**TASK TO CARRY OUT**.
Each record below is to be copied word for word, with pictures removed.

**DATA ENTRIES**.
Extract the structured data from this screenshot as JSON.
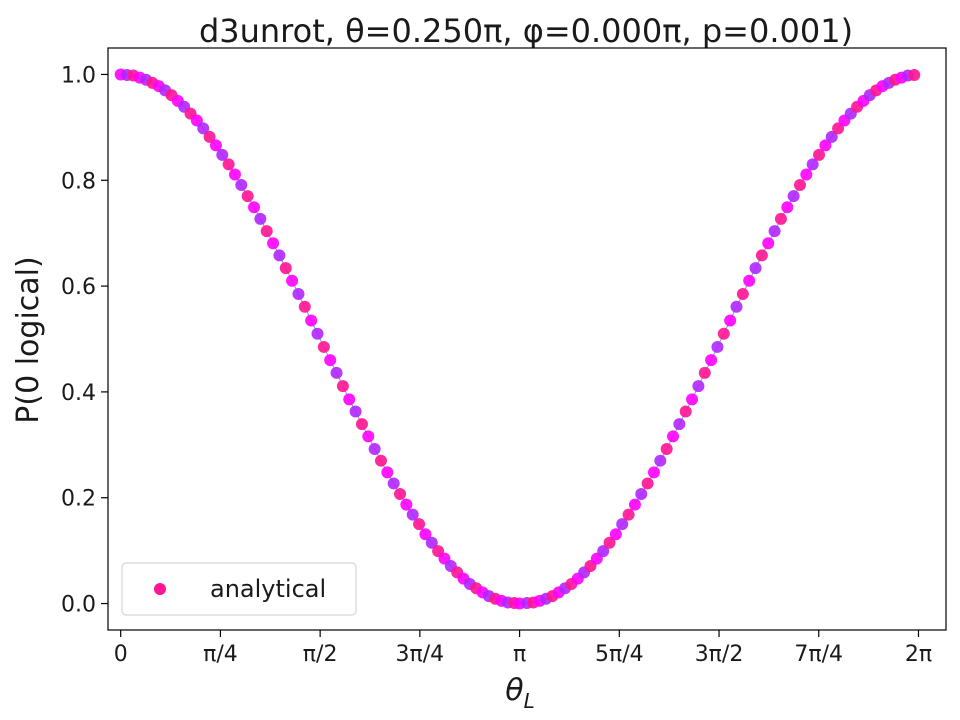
{
  "chart_data": {
    "type": "scatter",
    "title": "d3unrot, θ=0.250π, φ=0.000π, p=0.001)",
    "xlabel": "θ",
    "xlabel_sub": "L",
    "ylabel": "P(0 logical)",
    "xlim": [
      -0.1,
      6.5
    ],
    "ylim": [
      -0.05,
      1.05
    ],
    "xticks": [
      0,
      0.7853981634,
      1.5707963268,
      2.3561944902,
      3.1415926536,
      3.926990817,
      4.7123889804,
      5.4977871438,
      6.2831853072
    ],
    "xtick_labels": [
      "0",
      "π/4",
      "π/2",
      "3π/4",
      "π",
      "5π/4",
      "3π/2",
      "7π/4",
      "2π"
    ],
    "yticks": [
      0.0,
      0.2,
      0.4,
      0.6,
      0.8,
      1.0
    ],
    "ytick_labels": [
      "0.0",
      "0.2",
      "0.4",
      "0.6",
      "0.8",
      "1.0"
    ],
    "grid": false,
    "legend_position": "lower-left",
    "series": [
      {
        "name": "analytical",
        "marker_color": "#ff1493",
        "point_colors": [
          "#ff00ff",
          "#b026ff",
          "#ff1493"
        ],
        "x": [
          0.0,
          0.05,
          0.1,
          0.15,
          0.2,
          0.25,
          0.3,
          0.35,
          0.4,
          0.45,
          0.5,
          0.55,
          0.6,
          0.65,
          0.7,
          0.75,
          0.8,
          0.85,
          0.9,
          0.95,
          1.0,
          1.05,
          1.1,
          1.15,
          1.2,
          1.25,
          1.3,
          1.35,
          1.4,
          1.45,
          1.5,
          1.55,
          1.6,
          1.65,
          1.7,
          1.75,
          1.8,
          1.85,
          1.9,
          1.95,
          2.0,
          2.05,
          2.1,
          2.15,
          2.2,
          2.25,
          2.3,
          2.35,
          2.4,
          2.45,
          2.5,
          2.55,
          2.6,
          2.65,
          2.7,
          2.75,
          2.8,
          2.85,
          2.9,
          2.95,
          3.0,
          3.05,
          3.1,
          3.1416,
          3.2,
          3.25,
          3.3,
          3.35,
          3.4,
          3.45,
          3.5,
          3.55,
          3.6,
          3.65,
          3.7,
          3.75,
          3.8,
          3.85,
          3.9,
          3.95,
          4.0,
          4.05,
          4.1,
          4.15,
          4.2,
          4.25,
          4.3,
          4.35,
          4.4,
          4.45,
          4.5,
          4.55,
          4.6,
          4.65,
          4.7,
          4.75,
          4.8,
          4.85,
          4.9,
          4.95,
          5.0,
          5.05,
          5.1,
          5.15,
          5.2,
          5.25,
          5.3,
          5.35,
          5.4,
          5.45,
          5.5,
          5.55,
          5.6,
          5.65,
          5.7,
          5.75,
          5.8,
          5.85,
          5.9,
          5.95,
          6.0,
          6.05,
          6.1,
          6.15,
          6.2,
          6.25
        ],
        "y": [
          1.0,
          0.999,
          0.998,
          0.994,
          0.99,
          0.984,
          0.978,
          0.97,
          0.961,
          0.95,
          0.939,
          0.926,
          0.913,
          0.898,
          0.882,
          0.866,
          0.848,
          0.83,
          0.811,
          0.791,
          0.77,
          0.749,
          0.727,
          0.704,
          0.681,
          0.658,
          0.634,
          0.61,
          0.585,
          0.561,
          0.535,
          0.51,
          0.485,
          0.46,
          0.436,
          0.411,
          0.386,
          0.363,
          0.339,
          0.316,
          0.292,
          0.27,
          0.248,
          0.227,
          0.207,
          0.187,
          0.168,
          0.15,
          0.131,
          0.115,
          0.099,
          0.085,
          0.071,
          0.059,
          0.047,
          0.037,
          0.029,
          0.021,
          0.014,
          0.009,
          0.005,
          0.002,
          0.001,
          0.0,
          0.001,
          0.002,
          0.005,
          0.009,
          0.014,
          0.021,
          0.029,
          0.037,
          0.047,
          0.059,
          0.071,
          0.085,
          0.099,
          0.115,
          0.131,
          0.15,
          0.168,
          0.187,
          0.207,
          0.227,
          0.248,
          0.27,
          0.292,
          0.316,
          0.339,
          0.363,
          0.386,
          0.411,
          0.436,
          0.46,
          0.485,
          0.51,
          0.535,
          0.561,
          0.585,
          0.61,
          0.634,
          0.658,
          0.681,
          0.704,
          0.727,
          0.749,
          0.77,
          0.791,
          0.811,
          0.83,
          0.848,
          0.866,
          0.882,
          0.898,
          0.913,
          0.926,
          0.939,
          0.95,
          0.961,
          0.97,
          0.978,
          0.984,
          0.99,
          0.994,
          0.998,
          0.999
        ]
      }
    ]
  }
}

**SOLUTION FOR THIS PROBLEM**.
Extract the structured data from this screenshot as JSON.
{
  "chart_data": {
    "type": "scatter",
    "title": "d3unrot, θ=0.250π, φ=0.000π, p=0.001)",
    "xlabel": "θ",
    "xlabel_sub": "L",
    "ylabel": "P(0 logical)",
    "xlim": [
      -0.1,
      6.5
    ],
    "ylim": [
      -0.05,
      1.05
    ],
    "xticks": [
      0,
      0.7853981634,
      1.5707963268,
      2.3561944902,
      3.1415926536,
      3.926990817,
      4.7123889804,
      5.4977871438,
      6.2831853072
    ],
    "xtick_labels": [
      "0",
      "π/4",
      "π/2",
      "3π/4",
      "π",
      "5π/4",
      "3π/2",
      "7π/4",
      "2π"
    ],
    "yticks": [
      0.0,
      0.2,
      0.4,
      0.6,
      0.8,
      1.0
    ],
    "ytick_labels": [
      "0.0",
      "0.2",
      "0.4",
      "0.6",
      "0.8",
      "1.0"
    ],
    "grid": false,
    "legend_position": "lower-left",
    "series": [
      {
        "name": "analytical",
        "marker_color": "#ff1493",
        "point_colors": [
          "#ff00ff",
          "#b026ff",
          "#ff1493"
        ],
        "x": [
          0.0,
          0.05,
          0.1,
          0.15,
          0.2,
          0.25,
          0.3,
          0.35,
          0.4,
          0.45,
          0.5,
          0.55,
          0.6,
          0.65,
          0.7,
          0.75,
          0.8,
          0.85,
          0.9,
          0.95,
          1.0,
          1.05,
          1.1,
          1.15,
          1.2,
          1.25,
          1.3,
          1.35,
          1.4,
          1.45,
          1.5,
          1.55,
          1.6,
          1.65,
          1.7,
          1.75,
          1.8,
          1.85,
          1.9,
          1.95,
          2.0,
          2.05,
          2.1,
          2.15,
          2.2,
          2.25,
          2.3,
          2.35,
          2.4,
          2.45,
          2.5,
          2.55,
          2.6,
          2.65,
          2.7,
          2.75,
          2.8,
          2.85,
          2.9,
          2.95,
          3.0,
          3.05,
          3.1,
          3.1416,
          3.2,
          3.25,
          3.3,
          3.35,
          3.4,
          3.45,
          3.5,
          3.55,
          3.6,
          3.65,
          3.7,
          3.75,
          3.8,
          3.85,
          3.9,
          3.95,
          4.0,
          4.05,
          4.1,
          4.15,
          4.2,
          4.25,
          4.3,
          4.35,
          4.4,
          4.45,
          4.5,
          4.55,
          4.6,
          4.65,
          4.7,
          4.75,
          4.8,
          4.85,
          4.9,
          4.95,
          5.0,
          5.05,
          5.1,
          5.15,
          5.2,
          5.25,
          5.3,
          5.35,
          5.4,
          5.45,
          5.5,
          5.55,
          5.6,
          5.65,
          5.7,
          5.75,
          5.8,
          5.85,
          5.9,
          5.95,
          6.0,
          6.05,
          6.1,
          6.15,
          6.2,
          6.25
        ],
        "y": [
          1.0,
          0.999,
          0.998,
          0.994,
          0.99,
          0.984,
          0.978,
          0.97,
          0.961,
          0.95,
          0.939,
          0.926,
          0.913,
          0.898,
          0.882,
          0.866,
          0.848,
          0.83,
          0.811,
          0.791,
          0.77,
          0.749,
          0.727,
          0.704,
          0.681,
          0.658,
          0.634,
          0.61,
          0.585,
          0.561,
          0.535,
          0.51,
          0.485,
          0.46,
          0.436,
          0.411,
          0.386,
          0.363,
          0.339,
          0.316,
          0.292,
          0.27,
          0.248,
          0.227,
          0.207,
          0.187,
          0.168,
          0.15,
          0.131,
          0.115,
          0.099,
          0.085,
          0.071,
          0.059,
          0.047,
          0.037,
          0.029,
          0.021,
          0.014,
          0.009,
          0.005,
          0.002,
          0.001,
          0.0,
          0.001,
          0.002,
          0.005,
          0.009,
          0.014,
          0.021,
          0.029,
          0.037,
          0.047,
          0.059,
          0.071,
          0.085,
          0.099,
          0.115,
          0.131,
          0.15,
          0.168,
          0.187,
          0.207,
          0.227,
          0.248,
          0.27,
          0.292,
          0.316,
          0.339,
          0.363,
          0.386,
          0.411,
          0.436,
          0.46,
          0.485,
          0.51,
          0.535,
          0.561,
          0.585,
          0.61,
          0.634,
          0.658,
          0.681,
          0.704,
          0.727,
          0.749,
          0.77,
          0.791,
          0.811,
          0.83,
          0.848,
          0.866,
          0.882,
          0.898,
          0.913,
          0.926,
          0.939,
          0.95,
          0.961,
          0.97,
          0.978,
          0.984,
          0.99,
          0.994,
          0.998,
          0.999
        ]
      }
    ]
  }
}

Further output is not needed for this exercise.